◆ **Data lines**
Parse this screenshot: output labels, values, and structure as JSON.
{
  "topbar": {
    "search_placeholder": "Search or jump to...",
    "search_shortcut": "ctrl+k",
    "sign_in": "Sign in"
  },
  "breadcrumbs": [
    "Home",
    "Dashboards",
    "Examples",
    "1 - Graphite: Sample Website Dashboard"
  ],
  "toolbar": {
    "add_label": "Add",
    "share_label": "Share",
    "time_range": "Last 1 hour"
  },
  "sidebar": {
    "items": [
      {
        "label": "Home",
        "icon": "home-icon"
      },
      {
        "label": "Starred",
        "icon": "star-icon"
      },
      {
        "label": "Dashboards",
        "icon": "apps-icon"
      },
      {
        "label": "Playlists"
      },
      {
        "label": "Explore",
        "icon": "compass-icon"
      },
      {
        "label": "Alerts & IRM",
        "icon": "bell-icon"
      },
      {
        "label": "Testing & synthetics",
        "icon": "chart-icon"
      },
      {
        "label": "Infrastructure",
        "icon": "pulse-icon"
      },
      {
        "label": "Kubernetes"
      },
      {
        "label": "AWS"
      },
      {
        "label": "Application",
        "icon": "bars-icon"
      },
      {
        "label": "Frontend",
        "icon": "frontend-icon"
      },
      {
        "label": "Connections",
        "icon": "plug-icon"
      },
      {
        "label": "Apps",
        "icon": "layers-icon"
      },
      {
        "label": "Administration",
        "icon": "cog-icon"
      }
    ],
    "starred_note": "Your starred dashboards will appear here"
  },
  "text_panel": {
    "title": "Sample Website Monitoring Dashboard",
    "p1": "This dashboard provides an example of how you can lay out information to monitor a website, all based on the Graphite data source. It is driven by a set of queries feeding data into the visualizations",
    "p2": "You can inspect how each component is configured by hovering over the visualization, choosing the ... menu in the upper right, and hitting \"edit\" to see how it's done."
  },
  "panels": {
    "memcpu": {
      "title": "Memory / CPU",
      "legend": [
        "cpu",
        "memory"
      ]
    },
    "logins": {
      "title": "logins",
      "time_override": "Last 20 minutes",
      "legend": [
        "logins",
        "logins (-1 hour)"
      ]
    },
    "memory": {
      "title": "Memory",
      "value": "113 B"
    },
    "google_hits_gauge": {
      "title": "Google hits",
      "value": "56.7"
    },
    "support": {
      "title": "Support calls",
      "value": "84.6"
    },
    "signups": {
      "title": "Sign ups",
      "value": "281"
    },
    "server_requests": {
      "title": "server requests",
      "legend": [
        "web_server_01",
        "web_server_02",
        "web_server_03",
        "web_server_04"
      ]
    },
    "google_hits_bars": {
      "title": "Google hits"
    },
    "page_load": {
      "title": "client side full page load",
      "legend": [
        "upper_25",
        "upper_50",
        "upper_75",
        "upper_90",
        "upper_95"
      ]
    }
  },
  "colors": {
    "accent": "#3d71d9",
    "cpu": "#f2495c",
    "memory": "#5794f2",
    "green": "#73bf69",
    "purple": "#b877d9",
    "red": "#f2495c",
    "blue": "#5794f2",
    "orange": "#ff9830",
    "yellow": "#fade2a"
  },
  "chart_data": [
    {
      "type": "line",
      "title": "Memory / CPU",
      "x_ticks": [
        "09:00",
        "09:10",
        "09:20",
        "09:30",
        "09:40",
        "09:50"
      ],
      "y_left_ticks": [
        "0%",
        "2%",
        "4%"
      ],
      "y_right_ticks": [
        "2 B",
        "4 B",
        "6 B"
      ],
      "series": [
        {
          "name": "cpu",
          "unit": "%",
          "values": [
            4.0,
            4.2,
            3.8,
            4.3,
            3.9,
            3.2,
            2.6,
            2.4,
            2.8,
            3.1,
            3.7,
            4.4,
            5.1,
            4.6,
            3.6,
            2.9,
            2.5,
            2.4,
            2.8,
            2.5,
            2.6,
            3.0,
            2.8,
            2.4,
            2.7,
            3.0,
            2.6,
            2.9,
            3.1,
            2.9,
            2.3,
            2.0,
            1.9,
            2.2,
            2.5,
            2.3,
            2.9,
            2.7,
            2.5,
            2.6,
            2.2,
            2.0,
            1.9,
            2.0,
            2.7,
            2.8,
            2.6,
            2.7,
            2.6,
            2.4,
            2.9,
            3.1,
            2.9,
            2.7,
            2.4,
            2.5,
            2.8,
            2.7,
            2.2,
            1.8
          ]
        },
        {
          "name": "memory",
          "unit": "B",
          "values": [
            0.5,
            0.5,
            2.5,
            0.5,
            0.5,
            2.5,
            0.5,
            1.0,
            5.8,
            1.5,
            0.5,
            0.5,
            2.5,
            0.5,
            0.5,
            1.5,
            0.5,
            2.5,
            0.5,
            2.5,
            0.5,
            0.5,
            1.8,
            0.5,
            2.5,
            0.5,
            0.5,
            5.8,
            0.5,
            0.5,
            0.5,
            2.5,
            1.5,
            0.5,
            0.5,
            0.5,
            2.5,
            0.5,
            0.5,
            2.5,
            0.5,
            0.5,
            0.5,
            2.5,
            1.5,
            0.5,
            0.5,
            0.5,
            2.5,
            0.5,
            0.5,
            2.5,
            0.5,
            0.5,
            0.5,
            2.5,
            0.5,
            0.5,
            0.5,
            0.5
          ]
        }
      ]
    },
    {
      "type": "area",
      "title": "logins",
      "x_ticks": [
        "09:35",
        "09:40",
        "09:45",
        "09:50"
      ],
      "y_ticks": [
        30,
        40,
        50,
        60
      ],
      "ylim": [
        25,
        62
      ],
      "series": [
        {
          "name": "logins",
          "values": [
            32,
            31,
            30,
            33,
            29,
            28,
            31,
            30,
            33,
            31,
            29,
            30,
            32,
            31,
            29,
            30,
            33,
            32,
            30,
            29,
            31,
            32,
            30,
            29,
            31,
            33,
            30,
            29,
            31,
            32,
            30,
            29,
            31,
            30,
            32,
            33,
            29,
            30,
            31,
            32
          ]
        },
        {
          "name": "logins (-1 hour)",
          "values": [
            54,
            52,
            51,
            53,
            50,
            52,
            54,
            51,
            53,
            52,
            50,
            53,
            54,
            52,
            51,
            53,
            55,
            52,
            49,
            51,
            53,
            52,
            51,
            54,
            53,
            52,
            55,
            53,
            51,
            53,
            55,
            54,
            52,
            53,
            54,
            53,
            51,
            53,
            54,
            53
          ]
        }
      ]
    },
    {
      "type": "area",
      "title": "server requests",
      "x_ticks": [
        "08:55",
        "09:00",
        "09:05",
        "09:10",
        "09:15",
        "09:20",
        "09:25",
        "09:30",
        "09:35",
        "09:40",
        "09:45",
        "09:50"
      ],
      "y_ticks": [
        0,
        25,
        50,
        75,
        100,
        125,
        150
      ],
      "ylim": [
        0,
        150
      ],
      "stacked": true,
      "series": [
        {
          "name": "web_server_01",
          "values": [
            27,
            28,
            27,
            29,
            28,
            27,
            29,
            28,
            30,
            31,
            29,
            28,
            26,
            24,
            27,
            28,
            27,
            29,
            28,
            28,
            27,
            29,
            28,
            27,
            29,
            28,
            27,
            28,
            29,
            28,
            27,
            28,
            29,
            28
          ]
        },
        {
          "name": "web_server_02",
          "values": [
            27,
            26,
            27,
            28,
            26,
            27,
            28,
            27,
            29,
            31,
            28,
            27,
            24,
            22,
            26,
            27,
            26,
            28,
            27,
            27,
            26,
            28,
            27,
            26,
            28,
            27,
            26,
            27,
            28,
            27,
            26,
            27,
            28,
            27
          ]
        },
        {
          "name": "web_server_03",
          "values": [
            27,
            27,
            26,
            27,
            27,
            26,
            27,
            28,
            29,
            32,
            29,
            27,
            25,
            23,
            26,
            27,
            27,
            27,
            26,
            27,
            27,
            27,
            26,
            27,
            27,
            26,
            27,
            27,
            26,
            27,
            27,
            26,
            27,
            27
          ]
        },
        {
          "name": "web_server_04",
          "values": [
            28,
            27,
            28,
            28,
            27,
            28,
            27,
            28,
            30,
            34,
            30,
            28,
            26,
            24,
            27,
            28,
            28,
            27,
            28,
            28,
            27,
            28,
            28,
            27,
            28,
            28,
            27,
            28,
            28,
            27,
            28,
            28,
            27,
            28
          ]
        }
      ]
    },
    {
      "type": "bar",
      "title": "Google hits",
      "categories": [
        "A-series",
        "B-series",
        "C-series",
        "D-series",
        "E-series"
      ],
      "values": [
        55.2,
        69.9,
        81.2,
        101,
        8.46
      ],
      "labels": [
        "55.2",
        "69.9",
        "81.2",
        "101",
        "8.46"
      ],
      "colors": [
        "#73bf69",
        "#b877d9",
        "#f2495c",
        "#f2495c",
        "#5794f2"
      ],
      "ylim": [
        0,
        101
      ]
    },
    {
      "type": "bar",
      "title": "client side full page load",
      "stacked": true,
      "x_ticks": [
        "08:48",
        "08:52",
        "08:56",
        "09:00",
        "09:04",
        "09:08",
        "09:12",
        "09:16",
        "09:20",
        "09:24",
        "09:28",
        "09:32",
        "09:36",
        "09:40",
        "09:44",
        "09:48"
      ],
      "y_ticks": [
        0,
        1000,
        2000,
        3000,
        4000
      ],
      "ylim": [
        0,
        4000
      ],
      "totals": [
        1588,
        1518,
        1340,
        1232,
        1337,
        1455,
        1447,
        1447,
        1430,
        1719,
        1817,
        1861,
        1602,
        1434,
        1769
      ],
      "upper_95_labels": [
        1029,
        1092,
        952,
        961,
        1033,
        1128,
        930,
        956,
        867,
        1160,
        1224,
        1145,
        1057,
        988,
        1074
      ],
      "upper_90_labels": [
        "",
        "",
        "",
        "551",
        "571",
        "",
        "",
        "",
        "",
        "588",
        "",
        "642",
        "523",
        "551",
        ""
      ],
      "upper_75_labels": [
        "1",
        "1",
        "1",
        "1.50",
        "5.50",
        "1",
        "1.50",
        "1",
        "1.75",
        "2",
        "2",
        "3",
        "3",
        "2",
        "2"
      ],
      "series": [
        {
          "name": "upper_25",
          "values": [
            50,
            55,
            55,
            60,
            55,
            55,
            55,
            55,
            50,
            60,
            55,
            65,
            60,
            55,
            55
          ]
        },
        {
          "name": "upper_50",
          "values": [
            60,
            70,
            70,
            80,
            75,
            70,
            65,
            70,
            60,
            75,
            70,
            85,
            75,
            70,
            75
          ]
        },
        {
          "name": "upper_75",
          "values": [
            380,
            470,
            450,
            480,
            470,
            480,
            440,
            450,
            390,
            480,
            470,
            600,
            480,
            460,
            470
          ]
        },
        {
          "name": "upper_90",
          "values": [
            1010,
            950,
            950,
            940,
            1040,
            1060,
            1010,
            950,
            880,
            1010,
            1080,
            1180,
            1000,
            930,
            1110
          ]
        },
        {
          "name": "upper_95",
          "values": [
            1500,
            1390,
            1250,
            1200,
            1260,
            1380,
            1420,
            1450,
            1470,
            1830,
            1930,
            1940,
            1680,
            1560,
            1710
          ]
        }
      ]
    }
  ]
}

◆ **Job**
Look for lines containing the string "Last" and copy them all.

◆ **Completed task**
    "time_range": "Last 1 hour"
      "time_override": "Last 20 minutes",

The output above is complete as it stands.